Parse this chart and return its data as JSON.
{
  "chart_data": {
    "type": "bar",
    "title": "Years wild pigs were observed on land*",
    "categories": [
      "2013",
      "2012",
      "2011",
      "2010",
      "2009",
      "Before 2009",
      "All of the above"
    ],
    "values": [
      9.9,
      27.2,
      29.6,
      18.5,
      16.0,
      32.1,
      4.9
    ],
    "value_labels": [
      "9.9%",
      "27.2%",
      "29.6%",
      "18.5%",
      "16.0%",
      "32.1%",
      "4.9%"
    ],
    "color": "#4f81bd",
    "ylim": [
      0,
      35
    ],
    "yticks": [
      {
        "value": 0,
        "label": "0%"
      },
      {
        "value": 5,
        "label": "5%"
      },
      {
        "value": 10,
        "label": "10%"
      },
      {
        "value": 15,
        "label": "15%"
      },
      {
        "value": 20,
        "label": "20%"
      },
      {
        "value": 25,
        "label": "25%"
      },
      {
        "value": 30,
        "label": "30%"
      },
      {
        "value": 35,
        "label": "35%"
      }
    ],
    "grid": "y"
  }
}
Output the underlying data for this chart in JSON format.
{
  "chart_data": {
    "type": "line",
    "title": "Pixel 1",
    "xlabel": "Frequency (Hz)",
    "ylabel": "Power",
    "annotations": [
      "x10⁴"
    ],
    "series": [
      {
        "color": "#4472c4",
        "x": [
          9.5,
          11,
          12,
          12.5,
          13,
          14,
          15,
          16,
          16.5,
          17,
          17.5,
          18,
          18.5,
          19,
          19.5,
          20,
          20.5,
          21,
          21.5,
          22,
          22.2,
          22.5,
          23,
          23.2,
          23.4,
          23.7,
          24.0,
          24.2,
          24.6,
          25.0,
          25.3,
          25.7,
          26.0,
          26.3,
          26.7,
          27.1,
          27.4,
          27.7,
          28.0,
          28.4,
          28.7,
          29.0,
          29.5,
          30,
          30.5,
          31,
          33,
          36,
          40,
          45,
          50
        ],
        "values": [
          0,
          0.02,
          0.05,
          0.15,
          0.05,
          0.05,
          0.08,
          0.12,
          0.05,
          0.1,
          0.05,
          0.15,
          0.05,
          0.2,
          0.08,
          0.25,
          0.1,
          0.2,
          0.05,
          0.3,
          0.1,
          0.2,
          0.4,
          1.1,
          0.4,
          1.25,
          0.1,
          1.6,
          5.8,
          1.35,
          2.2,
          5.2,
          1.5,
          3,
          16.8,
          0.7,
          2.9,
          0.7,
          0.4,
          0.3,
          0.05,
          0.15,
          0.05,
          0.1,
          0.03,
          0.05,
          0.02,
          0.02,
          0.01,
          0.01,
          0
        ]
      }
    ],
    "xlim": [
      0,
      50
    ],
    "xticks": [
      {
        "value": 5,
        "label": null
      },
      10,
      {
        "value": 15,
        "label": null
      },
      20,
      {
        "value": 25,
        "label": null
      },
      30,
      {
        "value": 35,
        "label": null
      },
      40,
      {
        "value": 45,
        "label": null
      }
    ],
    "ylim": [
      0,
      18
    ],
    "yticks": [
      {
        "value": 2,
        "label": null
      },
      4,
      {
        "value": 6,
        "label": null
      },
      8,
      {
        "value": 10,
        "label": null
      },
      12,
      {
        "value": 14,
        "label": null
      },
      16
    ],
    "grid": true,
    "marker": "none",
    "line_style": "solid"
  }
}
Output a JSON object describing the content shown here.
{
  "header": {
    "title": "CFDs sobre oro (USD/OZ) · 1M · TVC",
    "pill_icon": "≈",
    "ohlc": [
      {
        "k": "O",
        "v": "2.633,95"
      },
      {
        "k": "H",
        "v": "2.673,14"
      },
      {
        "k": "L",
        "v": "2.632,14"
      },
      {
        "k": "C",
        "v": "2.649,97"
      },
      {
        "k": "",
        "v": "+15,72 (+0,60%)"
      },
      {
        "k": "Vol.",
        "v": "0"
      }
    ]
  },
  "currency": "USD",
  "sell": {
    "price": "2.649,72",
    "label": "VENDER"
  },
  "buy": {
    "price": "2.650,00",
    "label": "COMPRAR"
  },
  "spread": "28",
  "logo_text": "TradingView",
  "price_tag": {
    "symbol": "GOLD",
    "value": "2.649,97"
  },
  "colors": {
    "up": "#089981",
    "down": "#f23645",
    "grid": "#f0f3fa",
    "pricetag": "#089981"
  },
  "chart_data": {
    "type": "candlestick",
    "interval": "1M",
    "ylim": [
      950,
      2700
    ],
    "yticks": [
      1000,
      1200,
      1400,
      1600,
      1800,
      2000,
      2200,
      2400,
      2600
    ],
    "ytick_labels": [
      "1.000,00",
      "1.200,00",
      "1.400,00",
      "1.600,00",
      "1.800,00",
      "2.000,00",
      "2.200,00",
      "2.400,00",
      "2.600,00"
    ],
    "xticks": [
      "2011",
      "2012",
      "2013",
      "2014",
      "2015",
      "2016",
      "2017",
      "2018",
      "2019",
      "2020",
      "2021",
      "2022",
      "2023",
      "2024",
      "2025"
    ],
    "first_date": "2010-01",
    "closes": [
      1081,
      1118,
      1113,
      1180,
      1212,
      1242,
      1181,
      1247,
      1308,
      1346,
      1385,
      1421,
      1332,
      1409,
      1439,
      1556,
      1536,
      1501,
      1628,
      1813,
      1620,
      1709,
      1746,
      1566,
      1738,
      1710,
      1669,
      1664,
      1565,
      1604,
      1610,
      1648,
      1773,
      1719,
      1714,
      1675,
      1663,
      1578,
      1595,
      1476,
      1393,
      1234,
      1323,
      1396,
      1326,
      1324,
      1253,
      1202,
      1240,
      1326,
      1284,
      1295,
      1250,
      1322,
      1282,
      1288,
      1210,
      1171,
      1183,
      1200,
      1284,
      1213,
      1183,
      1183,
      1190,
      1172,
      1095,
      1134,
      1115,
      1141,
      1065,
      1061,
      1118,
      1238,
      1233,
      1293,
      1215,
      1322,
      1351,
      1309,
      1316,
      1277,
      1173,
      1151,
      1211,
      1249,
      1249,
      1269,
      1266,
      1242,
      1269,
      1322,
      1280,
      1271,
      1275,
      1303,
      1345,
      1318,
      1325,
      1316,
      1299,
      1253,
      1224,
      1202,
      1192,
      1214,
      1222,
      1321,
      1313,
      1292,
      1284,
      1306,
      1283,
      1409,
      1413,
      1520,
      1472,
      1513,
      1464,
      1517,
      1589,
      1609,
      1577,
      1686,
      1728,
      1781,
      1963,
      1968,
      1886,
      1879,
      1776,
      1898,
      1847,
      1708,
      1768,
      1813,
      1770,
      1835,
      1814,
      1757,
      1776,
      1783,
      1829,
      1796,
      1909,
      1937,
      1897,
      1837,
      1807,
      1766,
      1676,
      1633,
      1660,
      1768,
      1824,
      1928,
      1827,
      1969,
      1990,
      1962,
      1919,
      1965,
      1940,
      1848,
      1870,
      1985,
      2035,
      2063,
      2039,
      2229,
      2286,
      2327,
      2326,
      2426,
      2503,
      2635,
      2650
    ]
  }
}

◆ **PROBLEM TO WORK ON**
What is the number of lines in the data that hold the string "title"? Answer with the number only.

◆ **WRITTEN SOLUTION**
3